Reproduce the records below word for word, keeping every line and its order unchanged.
=====
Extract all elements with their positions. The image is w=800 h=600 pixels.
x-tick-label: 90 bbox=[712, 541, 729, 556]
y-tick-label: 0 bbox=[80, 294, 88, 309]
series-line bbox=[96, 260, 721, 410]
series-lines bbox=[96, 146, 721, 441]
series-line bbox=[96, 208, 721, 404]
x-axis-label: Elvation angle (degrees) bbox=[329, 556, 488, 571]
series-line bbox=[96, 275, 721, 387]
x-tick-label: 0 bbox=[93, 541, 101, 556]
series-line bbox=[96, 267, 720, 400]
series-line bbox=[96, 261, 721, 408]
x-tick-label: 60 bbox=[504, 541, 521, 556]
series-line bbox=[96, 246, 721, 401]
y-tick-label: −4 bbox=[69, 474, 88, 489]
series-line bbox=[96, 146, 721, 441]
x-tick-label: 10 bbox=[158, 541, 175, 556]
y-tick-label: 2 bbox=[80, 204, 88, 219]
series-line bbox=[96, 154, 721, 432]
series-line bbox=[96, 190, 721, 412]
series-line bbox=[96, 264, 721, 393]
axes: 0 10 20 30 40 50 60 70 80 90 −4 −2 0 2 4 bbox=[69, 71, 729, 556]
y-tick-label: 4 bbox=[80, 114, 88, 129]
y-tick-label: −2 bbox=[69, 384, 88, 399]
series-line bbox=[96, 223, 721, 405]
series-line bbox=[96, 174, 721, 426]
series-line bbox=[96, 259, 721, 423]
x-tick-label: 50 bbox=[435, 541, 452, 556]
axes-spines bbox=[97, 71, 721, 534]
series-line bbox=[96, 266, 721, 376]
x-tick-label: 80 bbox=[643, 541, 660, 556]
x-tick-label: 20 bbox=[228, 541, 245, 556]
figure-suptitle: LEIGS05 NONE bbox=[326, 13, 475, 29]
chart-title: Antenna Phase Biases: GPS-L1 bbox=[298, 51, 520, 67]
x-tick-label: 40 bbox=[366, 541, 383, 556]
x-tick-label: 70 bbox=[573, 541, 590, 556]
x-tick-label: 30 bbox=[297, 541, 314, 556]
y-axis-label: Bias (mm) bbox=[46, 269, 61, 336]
=====
- **SOLUTION TO THIS PROBLEM**
Extract all elements with their positions. The image is w=800 h=600 pixels.
x-tick-label: 90 bbox=[712, 541, 729, 556]
y-tick-label: 0 bbox=[80, 294, 88, 309]
series-line bbox=[96, 260, 721, 410]
series-lines bbox=[96, 146, 721, 441]
series-line bbox=[96, 208, 721, 404]
x-axis-label: Elvation angle (degrees) bbox=[329, 556, 488, 571]
series-line bbox=[96, 275, 721, 387]
x-tick-label: 0 bbox=[93, 541, 101, 556]
series-line bbox=[96, 267, 720, 400]
series-line bbox=[96, 261, 721, 408]
x-tick-label: 60 bbox=[504, 541, 521, 556]
series-line bbox=[96, 246, 721, 401]
y-tick-label: −4 bbox=[69, 474, 88, 489]
series-line bbox=[96, 146, 721, 441]
x-tick-label: 10 bbox=[158, 541, 175, 556]
y-tick-label: 2 bbox=[80, 204, 88, 219]
series-line bbox=[96, 154, 721, 432]
series-line bbox=[96, 190, 721, 412]
series-line bbox=[96, 264, 721, 393]
axes: 0 10 20 30 40 50 60 70 80 90 −4 −2 0 2 4 bbox=[69, 71, 729, 556]
y-tick-label: 4 bbox=[80, 114, 88, 129]
y-tick-label: −2 bbox=[69, 384, 88, 399]
series-line bbox=[96, 223, 721, 405]
series-line bbox=[96, 174, 721, 426]
series-line bbox=[96, 259, 721, 423]
x-tick-label: 50 bbox=[435, 541, 452, 556]
axes-spines bbox=[97, 71, 721, 534]
series-line bbox=[96, 266, 721, 376]
x-tick-label: 80 bbox=[643, 541, 660, 556]
x-tick-label: 20 bbox=[228, 541, 245, 556]
figure-suptitle: LEIGS05 NONE bbox=[326, 13, 475, 29]
chart-title: Antenna Phase Biases: GPS-L1 bbox=[298, 51, 520, 67]
x-tick-label: 40 bbox=[366, 541, 383, 556]
x-tick-label: 70 bbox=[573, 541, 590, 556]
x-tick-label: 30 bbox=[297, 541, 314, 556]
y-axis-label: Bias (mm) bbox=[46, 269, 61, 336]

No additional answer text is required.